**DIRECTIONS FOR THIS TASK**.
Copy out the data exactly, leaving the pictures behind.

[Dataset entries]
⟨
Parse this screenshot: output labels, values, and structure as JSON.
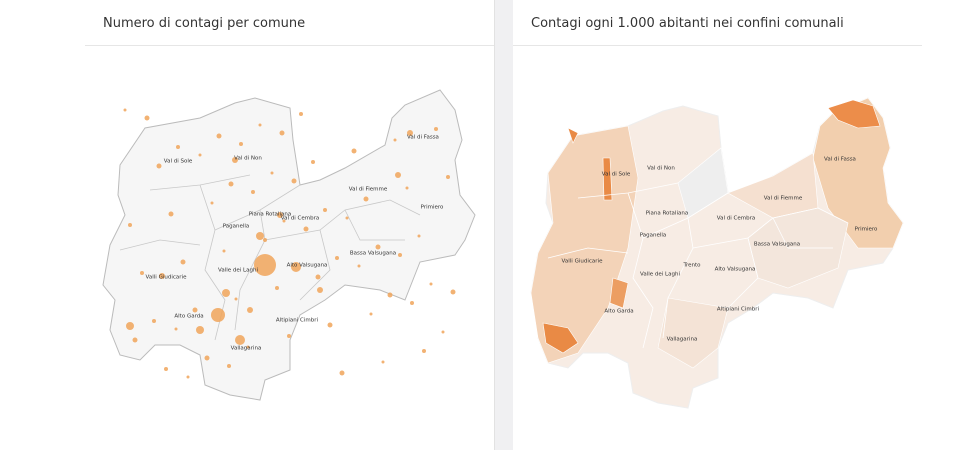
{
  "panels": [
    {
      "title": "Numero di contagi per comune",
      "labels": [
        "Val di Sole",
        "Val di Non",
        "Val di Fassa",
        "Val di Fiemme",
        "Primiero",
        "Piana Rotaliana",
        "Val di Cembra",
        "Paganella",
        "Valle dei Laghi",
        "Alto Valsugana",
        "Bassa Valsugana",
        "Valli Giudicarie",
        "Alto Garda",
        "Altipiani Cimbri",
        "Vallagarina"
      ]
    },
    {
      "title": "Contagi ogni 1.000 abitanti nei confini comunali",
      "labels": [
        "Val di Sole",
        "Val di Non",
        "Val di Fassa",
        "Val di Fiemme",
        "Primiero",
        "Piana Rotaliana",
        "Val di Cembra",
        "Paganella",
        "Valle dei Laghi",
        "Alto Valsugana",
        "Bassa Valsugana",
        "Valli Giudicarie",
        "Alto Garda",
        "Altipiani Cimbri",
        "Vallagarina",
        "Trento"
      ]
    }
  ]
}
⟩
**THE OUTPUT**.
Parse this screenshot: output labels, values, and structure as JSON.
{
  "panels": [
    {
      "title": "Numero di contagi per comune",
      "labels": [
        "Val di Sole",
        "Val di Non",
        "Val di Fassa",
        "Val di Fiemme",
        "Primiero",
        "Piana Rotaliana",
        "Val di Cembra",
        "Paganella",
        "Valle dei Laghi",
        "Alto Valsugana",
        "Bassa Valsugana",
        "Valli Giudicarie",
        "Alto Garda",
        "Altipiani Cimbri",
        "Vallagarina"
      ]
    },
    {
      "title": "Contagi ogni 1.000 abitanti nei confini comunali",
      "labels": [
        "Val di Sole",
        "Val di Non",
        "Val di Fassa",
        "Val di Fiemme",
        "Primiero",
        "Piana Rotaliana",
        "Val di Cembra",
        "Paganella",
        "Valle dei Laghi",
        "Alto Valsugana",
        "Bassa Valsugana",
        "Valli Giudicarie",
        "Alto Garda",
        "Altipiani Cimbri",
        "Vallagarina",
        "Trento"
      ]
    }
  ]
}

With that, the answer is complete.